Required work: Output the data exactly, with every line intact.

(begin)

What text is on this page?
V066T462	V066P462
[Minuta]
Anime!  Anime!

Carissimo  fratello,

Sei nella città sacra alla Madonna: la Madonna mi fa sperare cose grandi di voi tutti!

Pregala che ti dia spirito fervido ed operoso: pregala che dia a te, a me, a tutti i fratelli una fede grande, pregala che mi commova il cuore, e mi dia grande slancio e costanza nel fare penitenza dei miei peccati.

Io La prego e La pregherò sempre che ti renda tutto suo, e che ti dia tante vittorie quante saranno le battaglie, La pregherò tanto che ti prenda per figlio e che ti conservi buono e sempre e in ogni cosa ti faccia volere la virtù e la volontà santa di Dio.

(end)

Answer to the exercise:
What text is on this page?
V066T462	V066P462
[Minuta]
Anime!  Anime!

Carissimo  fratello,

Sei nella città sacra alla Madonna: la Madonna mi fa sperare cose grandi di voi tutti!

Pregala che ti dia spirito fervido ed operoso: pregala che dia a te, a me, a tutti i fratelli una fede grande, pregala che mi commova il cuore, e mi dia grande slancio e costanza nel fare penitenza dei miei peccati.

Io La prego e La pregherò sempre che ti renda tutto suo, e che ti dia tante vittorie quante saranno le battaglie, La pregherò tanto che ti prenda per figlio e che ti conservi buono e sempre e in ogni cosa ti faccia volere la virtù e la volontà santa di Dio.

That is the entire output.